* [Your task]:
Of all the lines in the data below, how many contain "тенге"? Report that number alone.
— begin Information given —
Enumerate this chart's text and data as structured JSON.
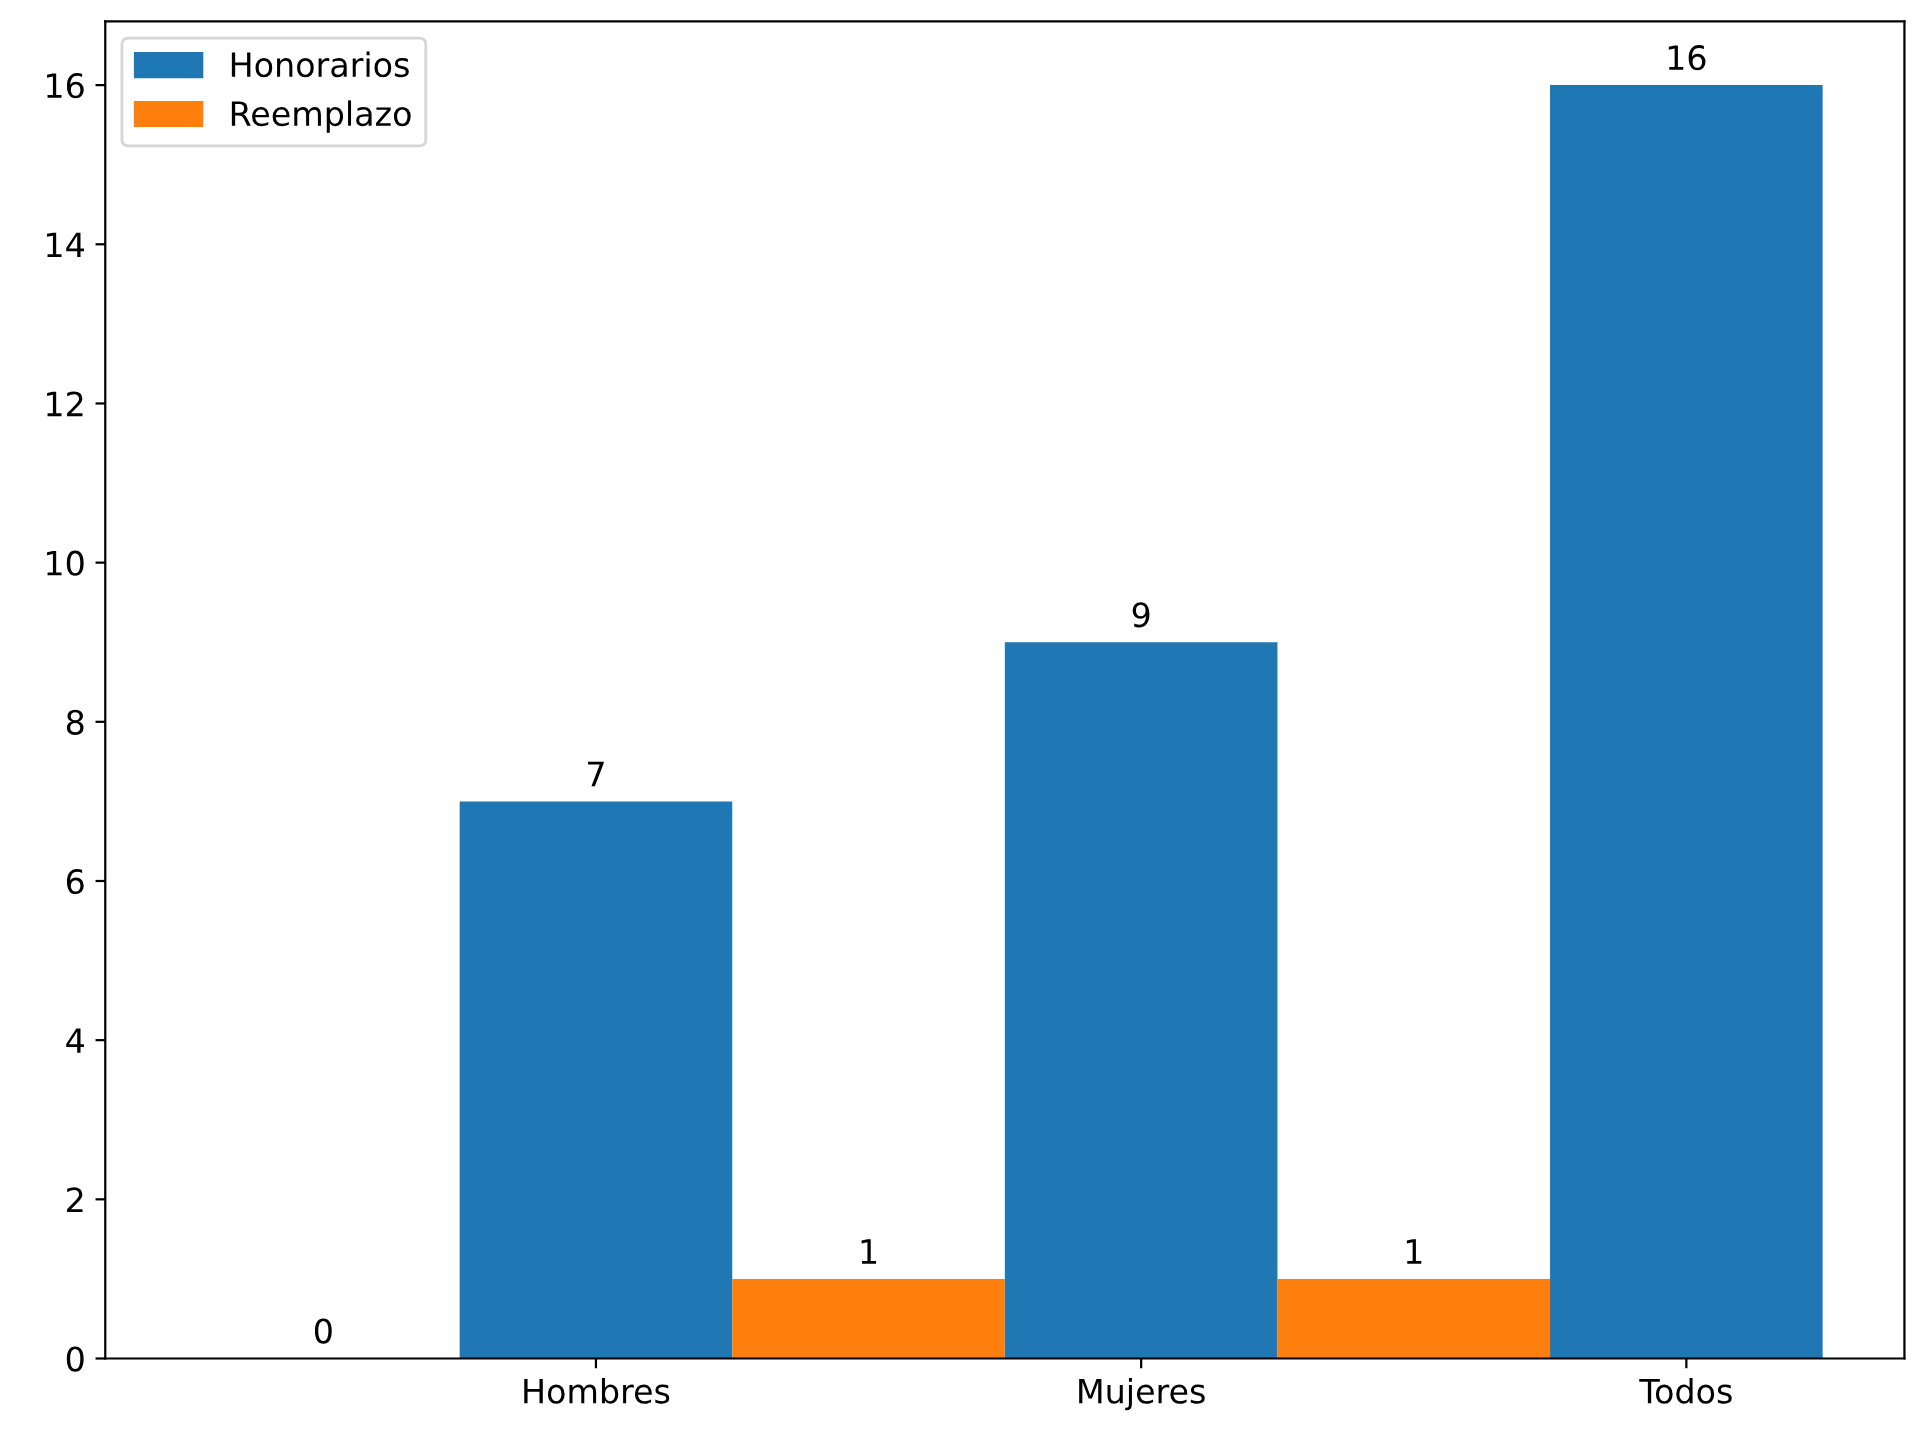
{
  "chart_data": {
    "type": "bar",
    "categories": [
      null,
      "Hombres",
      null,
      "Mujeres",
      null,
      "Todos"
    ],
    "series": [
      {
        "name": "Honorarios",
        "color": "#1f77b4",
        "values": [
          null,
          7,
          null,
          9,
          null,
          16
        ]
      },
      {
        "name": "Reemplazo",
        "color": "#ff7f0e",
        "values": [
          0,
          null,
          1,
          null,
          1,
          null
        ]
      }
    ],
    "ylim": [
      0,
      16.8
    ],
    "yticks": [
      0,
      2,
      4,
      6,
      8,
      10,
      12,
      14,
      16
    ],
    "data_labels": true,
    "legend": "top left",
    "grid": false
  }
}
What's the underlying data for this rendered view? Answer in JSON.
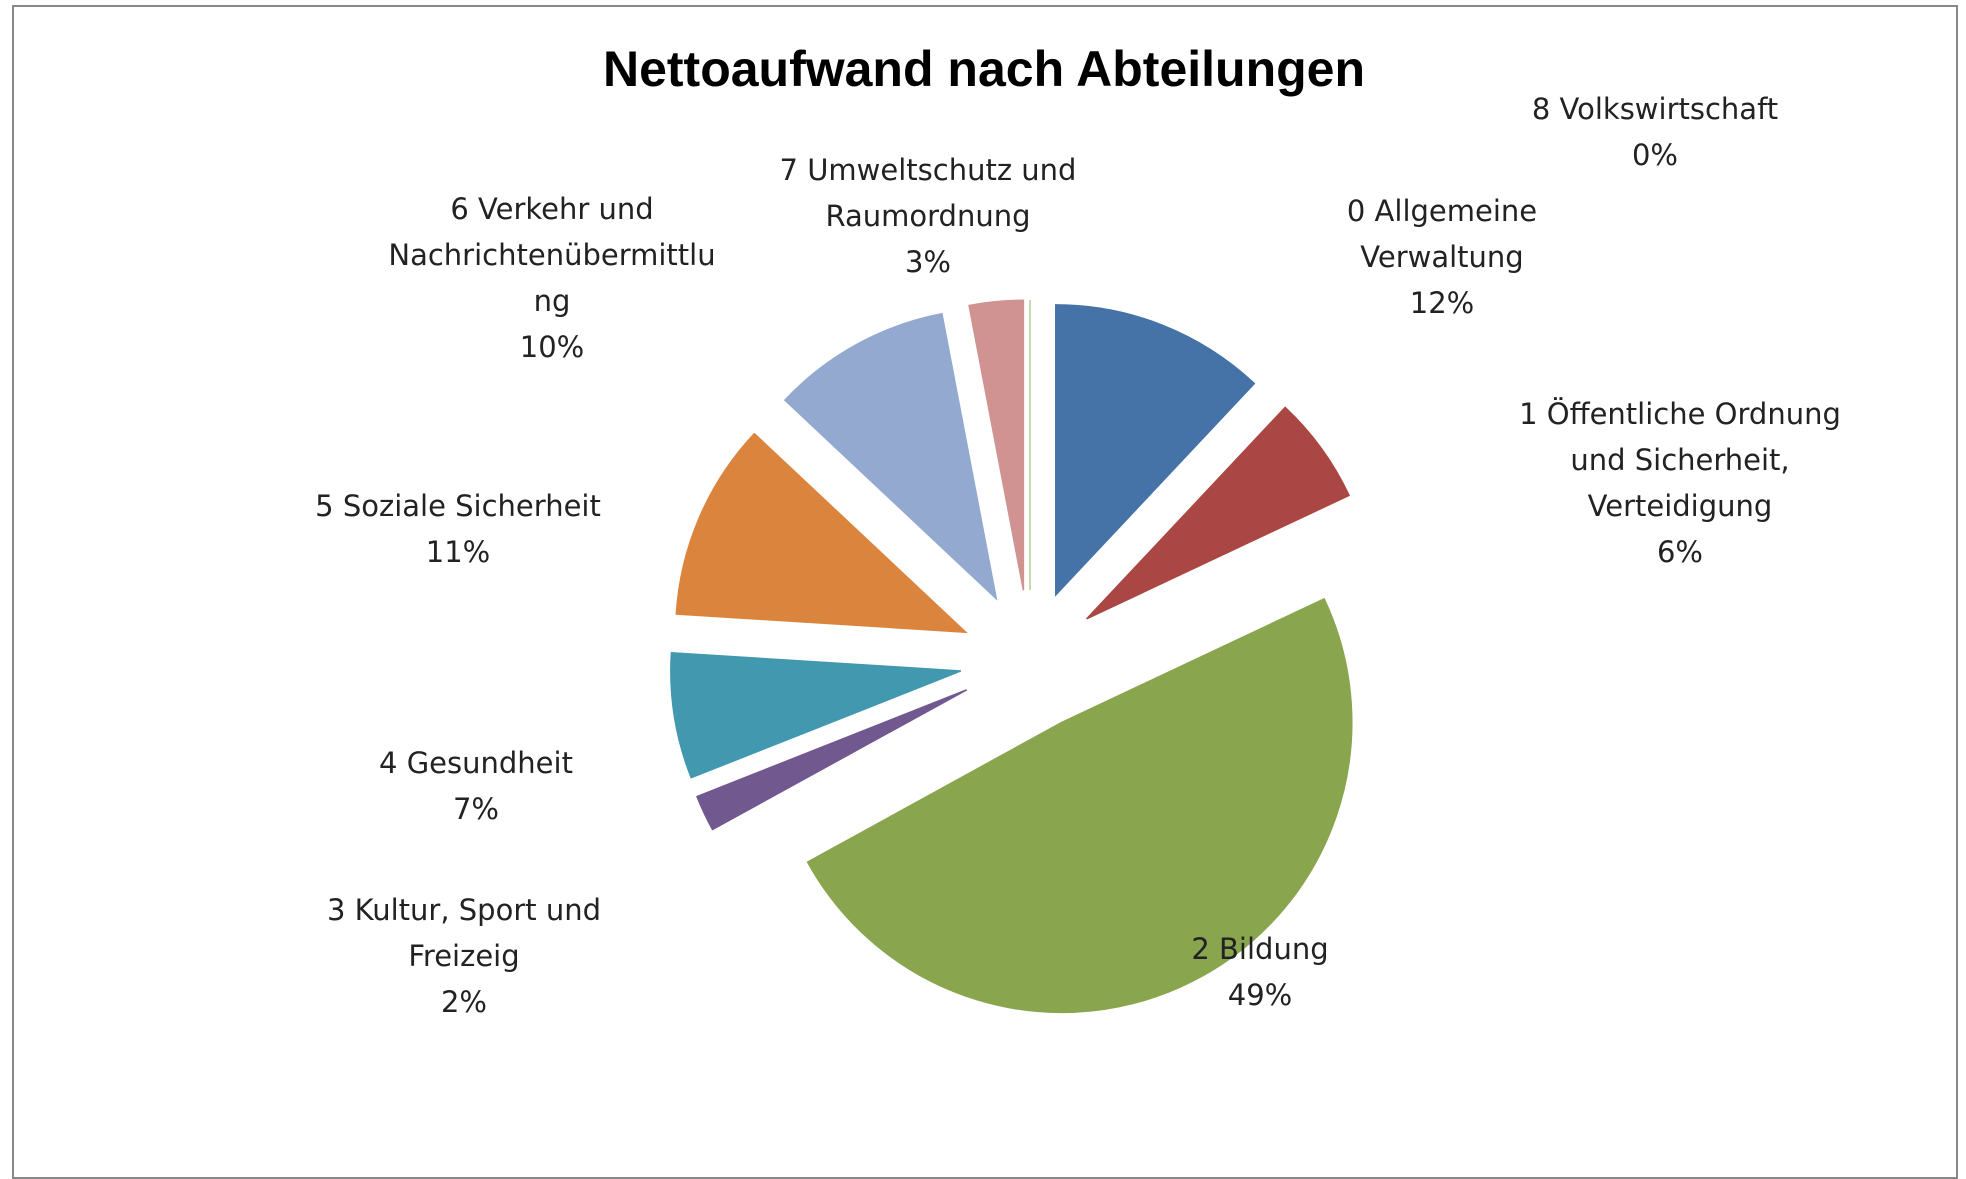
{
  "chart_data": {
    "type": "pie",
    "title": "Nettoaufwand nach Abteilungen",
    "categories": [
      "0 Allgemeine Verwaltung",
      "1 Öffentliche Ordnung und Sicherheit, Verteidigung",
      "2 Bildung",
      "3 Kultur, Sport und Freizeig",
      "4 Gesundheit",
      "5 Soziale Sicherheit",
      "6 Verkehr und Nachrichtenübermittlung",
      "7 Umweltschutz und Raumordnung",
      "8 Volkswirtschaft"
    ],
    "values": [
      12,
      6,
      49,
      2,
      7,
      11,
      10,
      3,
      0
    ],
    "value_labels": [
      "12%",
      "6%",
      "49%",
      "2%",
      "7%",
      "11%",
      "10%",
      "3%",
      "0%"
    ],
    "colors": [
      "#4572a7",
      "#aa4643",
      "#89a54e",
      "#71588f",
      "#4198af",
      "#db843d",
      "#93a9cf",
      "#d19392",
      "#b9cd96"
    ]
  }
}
— end Information given —
— begin Information given —
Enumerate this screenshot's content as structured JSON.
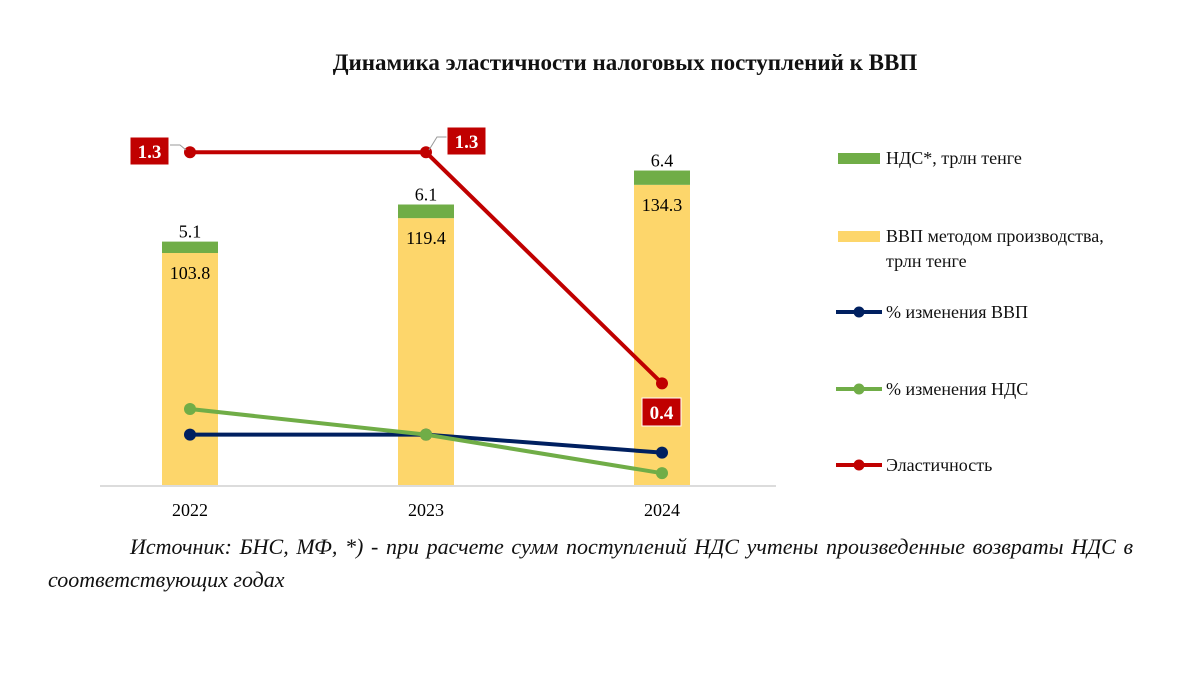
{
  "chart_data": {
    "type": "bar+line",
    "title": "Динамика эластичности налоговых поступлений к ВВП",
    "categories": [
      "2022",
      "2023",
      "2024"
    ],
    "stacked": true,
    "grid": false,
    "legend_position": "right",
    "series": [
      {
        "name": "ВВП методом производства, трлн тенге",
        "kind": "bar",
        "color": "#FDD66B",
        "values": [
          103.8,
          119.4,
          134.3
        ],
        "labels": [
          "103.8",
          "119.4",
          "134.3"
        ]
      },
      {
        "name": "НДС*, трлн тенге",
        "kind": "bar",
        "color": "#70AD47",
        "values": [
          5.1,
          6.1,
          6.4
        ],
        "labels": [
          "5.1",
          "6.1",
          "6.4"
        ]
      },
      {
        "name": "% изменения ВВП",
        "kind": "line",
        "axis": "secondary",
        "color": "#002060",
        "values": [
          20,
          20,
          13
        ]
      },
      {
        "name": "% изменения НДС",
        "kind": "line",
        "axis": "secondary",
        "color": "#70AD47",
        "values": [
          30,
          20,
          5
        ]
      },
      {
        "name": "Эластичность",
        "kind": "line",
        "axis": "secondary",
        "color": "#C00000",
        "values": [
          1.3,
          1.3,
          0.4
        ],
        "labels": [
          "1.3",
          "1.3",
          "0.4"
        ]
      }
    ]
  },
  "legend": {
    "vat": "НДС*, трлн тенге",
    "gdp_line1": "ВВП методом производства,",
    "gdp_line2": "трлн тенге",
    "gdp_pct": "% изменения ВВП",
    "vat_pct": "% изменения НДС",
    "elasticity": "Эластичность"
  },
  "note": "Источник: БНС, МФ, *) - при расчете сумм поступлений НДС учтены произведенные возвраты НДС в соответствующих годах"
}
— end Information given —
* [Solution to this exercise]:
4